● **What to work on**: Report how many lines of the records below include the word "המלא". Give nothing but the number.

● **Provided records**:
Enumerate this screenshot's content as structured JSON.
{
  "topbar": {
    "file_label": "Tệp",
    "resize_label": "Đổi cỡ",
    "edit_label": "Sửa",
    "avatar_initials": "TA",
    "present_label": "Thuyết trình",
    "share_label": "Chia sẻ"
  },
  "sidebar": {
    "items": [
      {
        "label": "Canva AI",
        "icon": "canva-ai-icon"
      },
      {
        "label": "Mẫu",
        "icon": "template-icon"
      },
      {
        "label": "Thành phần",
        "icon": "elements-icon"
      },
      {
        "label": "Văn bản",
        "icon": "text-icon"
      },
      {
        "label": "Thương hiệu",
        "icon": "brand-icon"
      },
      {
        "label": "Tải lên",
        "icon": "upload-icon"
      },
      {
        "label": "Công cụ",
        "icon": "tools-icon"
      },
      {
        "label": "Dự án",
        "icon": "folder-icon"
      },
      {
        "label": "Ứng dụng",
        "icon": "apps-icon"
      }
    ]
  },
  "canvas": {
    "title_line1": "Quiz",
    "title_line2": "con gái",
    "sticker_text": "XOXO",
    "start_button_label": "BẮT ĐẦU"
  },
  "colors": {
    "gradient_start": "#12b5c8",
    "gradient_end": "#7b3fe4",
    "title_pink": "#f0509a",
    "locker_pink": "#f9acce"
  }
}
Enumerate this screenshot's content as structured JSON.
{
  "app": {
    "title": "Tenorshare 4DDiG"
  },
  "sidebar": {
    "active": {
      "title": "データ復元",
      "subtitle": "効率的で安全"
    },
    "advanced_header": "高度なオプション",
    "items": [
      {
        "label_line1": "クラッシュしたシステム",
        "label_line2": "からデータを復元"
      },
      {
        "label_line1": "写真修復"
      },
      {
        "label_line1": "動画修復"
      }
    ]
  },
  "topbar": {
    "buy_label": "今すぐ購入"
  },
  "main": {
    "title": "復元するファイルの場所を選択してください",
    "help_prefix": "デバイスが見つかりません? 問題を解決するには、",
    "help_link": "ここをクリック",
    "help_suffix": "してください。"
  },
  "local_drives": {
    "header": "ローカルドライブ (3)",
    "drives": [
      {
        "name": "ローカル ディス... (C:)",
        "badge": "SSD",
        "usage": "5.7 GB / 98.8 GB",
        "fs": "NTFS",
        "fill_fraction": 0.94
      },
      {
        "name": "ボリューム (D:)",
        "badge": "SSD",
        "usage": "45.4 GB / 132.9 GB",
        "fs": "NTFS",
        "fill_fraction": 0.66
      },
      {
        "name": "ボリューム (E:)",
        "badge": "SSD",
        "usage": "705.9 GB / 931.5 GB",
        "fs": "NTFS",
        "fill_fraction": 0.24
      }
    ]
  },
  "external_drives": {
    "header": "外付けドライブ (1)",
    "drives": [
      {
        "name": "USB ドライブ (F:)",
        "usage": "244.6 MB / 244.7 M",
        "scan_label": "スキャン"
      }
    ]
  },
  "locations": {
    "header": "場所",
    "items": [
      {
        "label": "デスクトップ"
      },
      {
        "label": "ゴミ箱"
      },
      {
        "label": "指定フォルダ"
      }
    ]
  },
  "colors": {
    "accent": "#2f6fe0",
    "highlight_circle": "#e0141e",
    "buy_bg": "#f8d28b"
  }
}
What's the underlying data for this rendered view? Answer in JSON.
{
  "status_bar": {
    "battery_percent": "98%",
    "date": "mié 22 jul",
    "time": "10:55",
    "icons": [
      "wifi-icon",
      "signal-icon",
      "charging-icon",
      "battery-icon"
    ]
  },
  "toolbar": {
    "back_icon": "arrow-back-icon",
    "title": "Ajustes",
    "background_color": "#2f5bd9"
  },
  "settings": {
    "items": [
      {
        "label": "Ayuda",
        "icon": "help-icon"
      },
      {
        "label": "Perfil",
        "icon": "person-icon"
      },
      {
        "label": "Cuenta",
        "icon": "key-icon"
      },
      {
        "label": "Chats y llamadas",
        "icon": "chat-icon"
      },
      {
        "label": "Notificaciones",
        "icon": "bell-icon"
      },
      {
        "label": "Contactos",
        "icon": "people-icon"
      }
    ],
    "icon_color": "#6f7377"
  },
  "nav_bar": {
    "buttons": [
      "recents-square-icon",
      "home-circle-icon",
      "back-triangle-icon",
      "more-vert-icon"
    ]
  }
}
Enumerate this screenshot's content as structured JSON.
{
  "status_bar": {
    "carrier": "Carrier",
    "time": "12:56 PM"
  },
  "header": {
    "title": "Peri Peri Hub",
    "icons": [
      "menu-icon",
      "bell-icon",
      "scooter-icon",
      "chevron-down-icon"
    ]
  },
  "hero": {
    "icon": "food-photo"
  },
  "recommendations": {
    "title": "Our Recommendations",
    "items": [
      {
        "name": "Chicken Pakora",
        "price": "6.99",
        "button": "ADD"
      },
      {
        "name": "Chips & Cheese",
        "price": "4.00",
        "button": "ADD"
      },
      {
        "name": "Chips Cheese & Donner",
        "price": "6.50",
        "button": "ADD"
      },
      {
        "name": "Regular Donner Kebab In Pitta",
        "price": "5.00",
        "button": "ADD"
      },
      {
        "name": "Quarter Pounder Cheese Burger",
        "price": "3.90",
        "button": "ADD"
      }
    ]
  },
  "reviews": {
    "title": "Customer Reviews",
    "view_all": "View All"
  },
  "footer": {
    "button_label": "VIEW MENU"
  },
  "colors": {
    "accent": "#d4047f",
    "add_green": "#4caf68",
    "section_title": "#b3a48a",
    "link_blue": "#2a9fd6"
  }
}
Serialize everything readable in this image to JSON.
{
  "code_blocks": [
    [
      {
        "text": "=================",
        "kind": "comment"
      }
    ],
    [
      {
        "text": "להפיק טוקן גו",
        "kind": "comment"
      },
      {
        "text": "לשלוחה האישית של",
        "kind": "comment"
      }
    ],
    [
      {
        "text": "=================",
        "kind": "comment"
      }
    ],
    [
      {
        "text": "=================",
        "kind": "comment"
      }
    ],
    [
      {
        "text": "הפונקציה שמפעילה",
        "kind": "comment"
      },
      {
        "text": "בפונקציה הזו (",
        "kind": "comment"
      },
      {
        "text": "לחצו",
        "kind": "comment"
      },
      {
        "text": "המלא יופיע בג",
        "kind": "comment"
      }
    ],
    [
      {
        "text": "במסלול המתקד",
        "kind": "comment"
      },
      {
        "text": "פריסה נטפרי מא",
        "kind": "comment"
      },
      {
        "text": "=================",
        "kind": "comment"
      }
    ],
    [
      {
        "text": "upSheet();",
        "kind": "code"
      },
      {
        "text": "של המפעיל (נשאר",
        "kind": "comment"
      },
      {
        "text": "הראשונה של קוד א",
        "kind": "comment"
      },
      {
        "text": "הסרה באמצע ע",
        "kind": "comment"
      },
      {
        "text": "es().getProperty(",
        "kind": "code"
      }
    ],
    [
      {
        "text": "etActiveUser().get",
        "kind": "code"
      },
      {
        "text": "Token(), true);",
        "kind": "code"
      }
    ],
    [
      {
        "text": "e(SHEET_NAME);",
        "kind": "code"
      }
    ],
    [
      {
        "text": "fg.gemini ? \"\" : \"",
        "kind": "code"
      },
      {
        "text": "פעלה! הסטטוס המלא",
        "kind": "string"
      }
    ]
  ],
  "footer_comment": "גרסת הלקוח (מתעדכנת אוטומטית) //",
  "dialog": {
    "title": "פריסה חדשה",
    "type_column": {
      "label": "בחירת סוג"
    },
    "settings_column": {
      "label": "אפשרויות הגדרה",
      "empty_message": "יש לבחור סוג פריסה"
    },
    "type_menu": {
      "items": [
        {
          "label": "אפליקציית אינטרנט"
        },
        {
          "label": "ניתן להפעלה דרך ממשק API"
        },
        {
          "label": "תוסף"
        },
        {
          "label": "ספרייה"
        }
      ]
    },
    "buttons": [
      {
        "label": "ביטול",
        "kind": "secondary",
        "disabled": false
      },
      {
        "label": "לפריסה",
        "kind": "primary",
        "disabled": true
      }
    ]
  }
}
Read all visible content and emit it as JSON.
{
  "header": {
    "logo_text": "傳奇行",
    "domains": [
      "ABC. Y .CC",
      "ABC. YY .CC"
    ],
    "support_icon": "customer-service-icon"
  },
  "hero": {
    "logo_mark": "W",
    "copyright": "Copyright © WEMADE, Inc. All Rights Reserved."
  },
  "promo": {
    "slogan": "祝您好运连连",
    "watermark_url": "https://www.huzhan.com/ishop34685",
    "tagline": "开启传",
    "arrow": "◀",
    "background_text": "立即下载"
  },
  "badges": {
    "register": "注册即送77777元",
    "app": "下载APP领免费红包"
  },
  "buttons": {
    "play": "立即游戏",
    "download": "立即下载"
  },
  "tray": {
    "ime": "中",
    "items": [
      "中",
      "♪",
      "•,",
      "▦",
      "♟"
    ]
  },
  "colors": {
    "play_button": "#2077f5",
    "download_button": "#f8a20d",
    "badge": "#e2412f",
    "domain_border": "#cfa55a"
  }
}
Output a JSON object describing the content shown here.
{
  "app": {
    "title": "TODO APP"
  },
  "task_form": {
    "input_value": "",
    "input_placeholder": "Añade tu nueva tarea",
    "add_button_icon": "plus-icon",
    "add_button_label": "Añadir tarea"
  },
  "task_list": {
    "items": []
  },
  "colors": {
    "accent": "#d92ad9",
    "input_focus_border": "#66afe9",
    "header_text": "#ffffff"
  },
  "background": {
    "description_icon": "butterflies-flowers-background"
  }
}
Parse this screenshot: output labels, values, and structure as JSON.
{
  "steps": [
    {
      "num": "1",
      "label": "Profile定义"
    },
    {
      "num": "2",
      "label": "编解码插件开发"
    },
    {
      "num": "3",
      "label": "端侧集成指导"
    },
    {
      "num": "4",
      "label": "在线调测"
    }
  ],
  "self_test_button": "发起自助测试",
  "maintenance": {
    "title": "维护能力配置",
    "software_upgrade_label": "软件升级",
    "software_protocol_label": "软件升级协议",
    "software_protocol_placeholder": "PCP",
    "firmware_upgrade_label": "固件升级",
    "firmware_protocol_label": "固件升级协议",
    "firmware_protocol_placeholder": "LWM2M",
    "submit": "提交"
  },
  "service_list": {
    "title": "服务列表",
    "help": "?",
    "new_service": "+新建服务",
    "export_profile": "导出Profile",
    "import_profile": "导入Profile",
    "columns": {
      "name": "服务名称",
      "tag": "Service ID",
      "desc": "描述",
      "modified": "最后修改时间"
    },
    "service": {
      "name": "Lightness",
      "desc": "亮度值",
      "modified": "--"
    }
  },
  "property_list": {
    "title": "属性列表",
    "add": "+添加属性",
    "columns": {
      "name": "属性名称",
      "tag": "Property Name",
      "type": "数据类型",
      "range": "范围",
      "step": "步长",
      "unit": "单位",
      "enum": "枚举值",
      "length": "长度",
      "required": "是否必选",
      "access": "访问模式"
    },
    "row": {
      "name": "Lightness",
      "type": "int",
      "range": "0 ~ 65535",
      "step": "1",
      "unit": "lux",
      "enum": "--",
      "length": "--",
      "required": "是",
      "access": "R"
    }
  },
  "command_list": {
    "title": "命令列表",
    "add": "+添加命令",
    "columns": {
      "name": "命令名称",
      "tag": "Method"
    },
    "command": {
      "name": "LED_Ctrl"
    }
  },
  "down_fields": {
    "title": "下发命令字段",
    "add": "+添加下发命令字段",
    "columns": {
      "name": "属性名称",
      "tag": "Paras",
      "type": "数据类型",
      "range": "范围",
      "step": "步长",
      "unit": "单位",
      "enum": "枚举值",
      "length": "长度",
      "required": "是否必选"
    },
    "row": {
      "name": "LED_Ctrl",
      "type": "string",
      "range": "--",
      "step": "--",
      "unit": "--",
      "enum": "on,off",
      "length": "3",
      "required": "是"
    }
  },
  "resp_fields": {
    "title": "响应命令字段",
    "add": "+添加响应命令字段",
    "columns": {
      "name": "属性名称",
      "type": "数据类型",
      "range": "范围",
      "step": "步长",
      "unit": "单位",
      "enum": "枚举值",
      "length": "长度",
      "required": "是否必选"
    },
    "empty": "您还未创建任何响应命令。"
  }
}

● **Full solution**: 2